__WORK TO DO__: Quote every line below exactly and skip any picture.

Recorded data
◆ ◆ ◆ ◆ ◆

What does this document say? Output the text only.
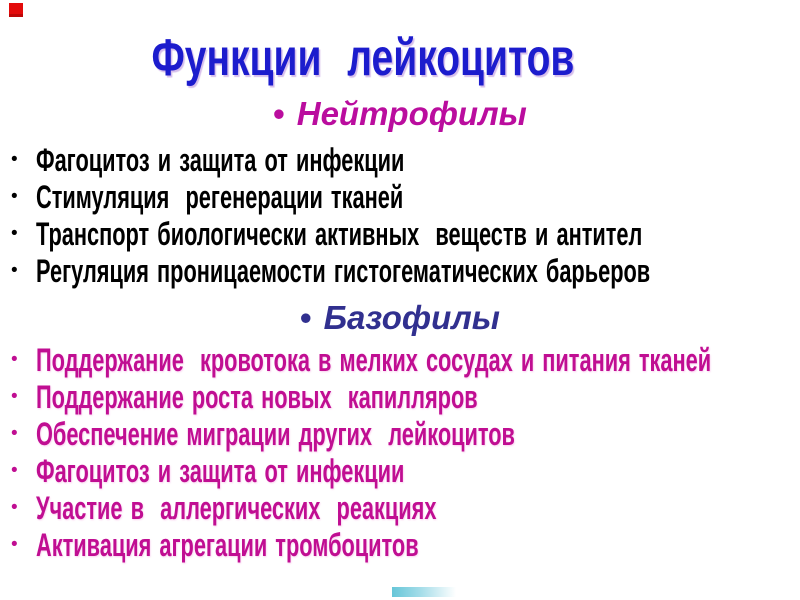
Функции лейкоцитов
• Нейтрофилы
• Фагоцитоз и защита от инфекции
• Стимуляция  регенерации тканей
• Транспорт биологически активных  веществ и антител
• Регуляция проницаемости гистогематических барьеров
• Базофилы
• Поддержание  кровотока в мелких сосудах и питания тканей
• Поддержание роста новых  капилляров
• Обеспечение миграции других  лейкоцитов
• Фагоцитоз и защита от инфекции
• Участие в  аллергических  реакциях
• Активация агрегации тромбоцитов
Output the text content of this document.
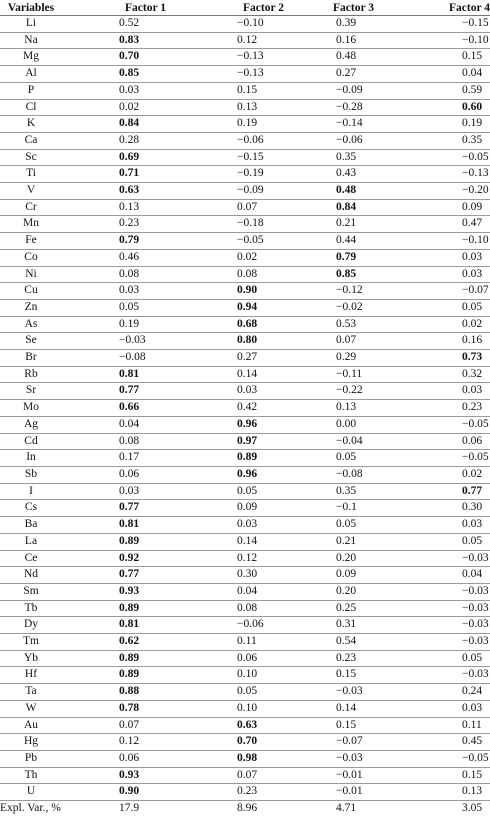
Variables	Factor 1	Factor 2	Factor 3	Factor 4
Li	0.52	−0.10	0.39	−0.15
Na	0.83	0.12	0.16	−0.10
Mg	0.70	−0.13	0.48	0.15
Al	0.85	−0.13	0.27	0.04
P	0.03	0.15	−0.09	0.59
Cl	0.02	0.13	−0.28	0.60
K	0.84	0.19	−0.14	0.19
Ca	0.28	−0.06	−0.06	0.35
Sc	0.69	−0.15	0.35	−0.05
Ti	0.71	−0.19	0.43	−0.13
V	0.63	−0.09	0.48	−0.20
Cr	0.13	0.07	0.84	0.09
Mn	0.23	−0.18	0.21	0.47
Fe	0.79	−0.05	0.44	−0.10
Co	0.46	0.02	0.79	0.03
Ni	0.08	0.08	0.85	0.03
Cu	0.03	0.90	−0.12	−0.07
Zn	0.05	0.94	−0.02	0.05
As	0.19	0.68	0.53	0.02
Se	−0.03	0.80	0.07	0.16
Br	−0.08	0.27	0.29	0.73
Rb	0.81	0.14	−0.11	0.32
Sr	0.77	0.03	−0.22	0.03
Mo	0.66	0.42	0.13	0.23
Ag	0.04	0.96	0.00	−0.05
Cd	0.08	0.97	−0.04	0.06
In	0.17	0.89	0.05	−0.05
Sb	0.06	0.96	−0.08	0.02
I	0.03	0.05	0.35	0.77
Cs	0.77	0.09	−0.1	0.30
Ba	0.81	0.03	0.05	0.03
La	0.89	0.14	0.21	0.05
Ce	0.92	0.12	0.20	−0.03
Nd	0.77	0.30	0.09	0.04
Sm	0.93	0.04	0.20	−0.03
Tb	0.89	0.08	0.25	−0.03
Dy	0.81	−0.06	0.31	−0.03
Tm	0.62	0.11	0.54	−0.03
Yb	0.89	0.06	0.23	0.05
Hf	0.89	0.10	0.15	−0.03
Ta	0.88	0.05	−0.03	0.24
W	0.78	0.10	0.14	0.03
Au	0.07	0.63	0.15	0.11
Hg	0.12	0.70	−0.07	0.45
Pb	0.06	0.98	−0.03	−0.05
Th	0.93	0.07	−0.01	0.15
U	0.90	0.23	−0.01	0.13
Expl. Var., %	17.9	8.96	4.71	3.05
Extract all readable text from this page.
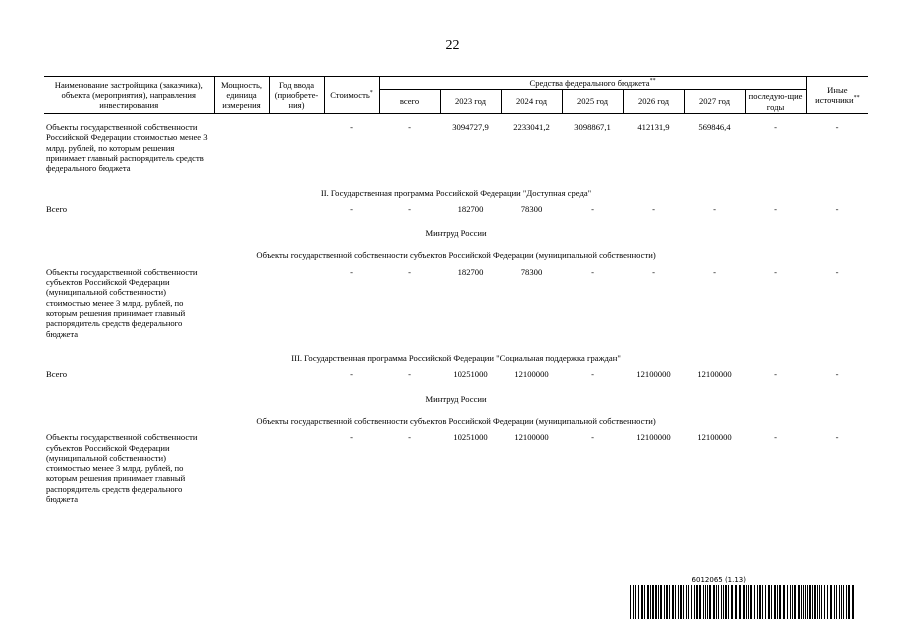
22
Наименование застройщика (заказчика), объекта (мероприятия), направления инвестирования	Мощность, единица измерения	Год ввода (приобрете-ния)	Стоимость*	Средства федерального бюджета**							Иные источники**
				всего	2023 год	2024 год	2025 год	2026 год	2027 год	последую-щие годы	

Объекты государственной собственности Российской Федерации стоимостью менее 3 млрд. рублей, по которым решения принимает главный распорядитель средств федерального бюджета			-	-	3094727,9	2233041,2	3098867,1	412131,9	569846,4	-	-

II. Государственная программа Российской Федерации "Доступная среда"											
Всего			-	-	182700	78300	-	-	-	-	-

Минтруд России											
Объекты государственной собственности субъектов Российской Федерации (муниципальной собственности)											
Объекты государственной собственности субъектов Российской Федерации (муниципальной собственности) стоимостью менее 3 млрд. рублей, по которым решения принимает главный распорядитель средств федерального бюджета			-	-	182700	78300	-	-	-	-	-

III. Государственная программа Российской Федерации "Социальная поддержка граждан"											
Всего			-	-	10251000	12100000	-	12100000	12100000	-	-

Минтруд России											
Объекты государственной собственности субъектов Российской Федерации (муниципальной собственности)											
Объекты государственной собственности субъектов Российской Федерации (муниципальной собственности) стоимостью менее 3 млрд. рублей, по которым решения принимает главный распорядитель средств федерального бюджета			-	-	10251000	12100000	-	12100000	12100000	-	-

6012065 (1.13)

◆ ◆ ◆ ◆ ◆

__SOLUTION TO THE EXERCISE__:
What does this document say? Output the text only.
Функции лейкоцитов
• Нейтрофилы
• Фагоцитоз и защита от инфекции
• Стимуляция  регенерации тканей
• Транспорт биологически активных  веществ и антител
• Регуляция проницаемости гистогематических барьеров
• Базофилы
• Поддержание  кровотока в мелких сосудах и питания тканей
• Поддержание роста новых  капилляров
• Обеспечение миграции других  лейкоцитов
• Фагоцитоз и защита от инфекции
• Участие в  аллергических  реакциях
• Активация агрегации тромбоцитов
Output the text content of this document.
Variables	Factor 1	Factor 2	Factor 3	Factor 4
Li	0.52	−0.10	0.39	−0.15
Na	0.83	0.12	0.16	−0.10
Mg	0.70	−0.13	0.48	0.15
Al	0.85	−0.13	0.27	0.04
P	0.03	0.15	−0.09	0.59
Cl	0.02	0.13	−0.28	0.60
K	0.84	0.19	−0.14	0.19
Ca	0.28	−0.06	−0.06	0.35
Sc	0.69	−0.15	0.35	−0.05
Ti	0.71	−0.19	0.43	−0.13
V	0.63	−0.09	0.48	−0.20
Cr	0.13	0.07	0.84	0.09
Mn	0.23	−0.18	0.21	0.47
Fe	0.79	−0.05	0.44	−0.10
Co	0.46	0.02	0.79	0.03
Ni	0.08	0.08	0.85	0.03
Cu	0.03	0.90	−0.12	−0.07
Zn	0.05	0.94	−0.02	0.05
As	0.19	0.68	0.53	0.02
Se	−0.03	0.80	0.07	0.16
Br	−0.08	0.27	0.29	0.73
Rb	0.81	0.14	−0.11	0.32
Sr	0.77	0.03	−0.22	0.03
Mo	0.66	0.42	0.13	0.23
Ag	0.04	0.96	0.00	−0.05
Cd	0.08	0.97	−0.04	0.06
In	0.17	0.89	0.05	−0.05
Sb	0.06	0.96	−0.08	0.02
I	0.03	0.05	0.35	0.77
Cs	0.77	0.09	−0.1	0.30
Ba	0.81	0.03	0.05	0.03
La	0.89	0.14	0.21	0.05
Ce	0.92	0.12	0.20	−0.03
Nd	0.77	0.30	0.09	0.04
Sm	0.93	0.04	0.20	−0.03
Tb	0.89	0.08	0.25	−0.03
Dy	0.81	−0.06	0.31	−0.03
Tm	0.62	0.11	0.54	−0.03
Yb	0.89	0.06	0.23	0.05
Hf	0.89	0.10	0.15	−0.03
Ta	0.88	0.05	−0.03	0.24
W	0.78	0.10	0.14	0.03
Au	0.07	0.63	0.15	0.11
Hg	0.12	0.70	−0.07	0.45
Pb	0.06	0.98	−0.03	−0.05
Th	0.93	0.07	−0.01	0.15
U	0.90	0.23	−0.01	0.13
Expl. Var., %	17.9	8.96	4.71	3.05
Extract all readable text from this page.
22
Наименование застройщика (заказчика), объекта (мероприятия), направления инвестирования	Мощность, единица измерения	Год ввода (приобрете-ния)	Стоимость*	Средства федерального бюджета**							Иные источники**
				всего	2023 год	2024 год	2025 год	2026 год	2027 год	последую-щие годы	

Объекты государственной собственности Российской Федерации стоимостью менее 3 млрд. рублей, по которым решения принимает главный распорядитель средств федерального бюджета			-	-	3094727,9	2233041,2	3098867,1	412131,9	569846,4	-	-

II. Государственная программа Российской Федерации "Доступная среда"											
Всего			-	-	182700	78300	-	-	-	-	-

Минтруд России											
Объекты государственной собственности субъектов Российской Федерации (муниципальной собственности)											
Объекты государственной собственности субъектов Российской Федерации (муниципальной собственности) стоимостью менее 3 млрд. рублей, по которым решения принимает главный распорядитель средств федерального бюджета			-	-	182700	78300	-	-	-	-	-

III. Государственная программа Российской Федерации "Социальная поддержка граждан"											
Всего			-	-	10251000	12100000	-	12100000	12100000	-	-

Минтруд России											
Объекты государственной собственности субъектов Российской Федерации (муниципальной собственности)											
Объекты государственной собственности субъектов Российской Федерации (муниципальной собственности) стоимостью менее 3 млрд. рублей, по которым решения принимает главный распорядитель средств федерального бюджета			-	-	10251000	12100000	-	12100000	12100000	-	-

6012065 (1.13)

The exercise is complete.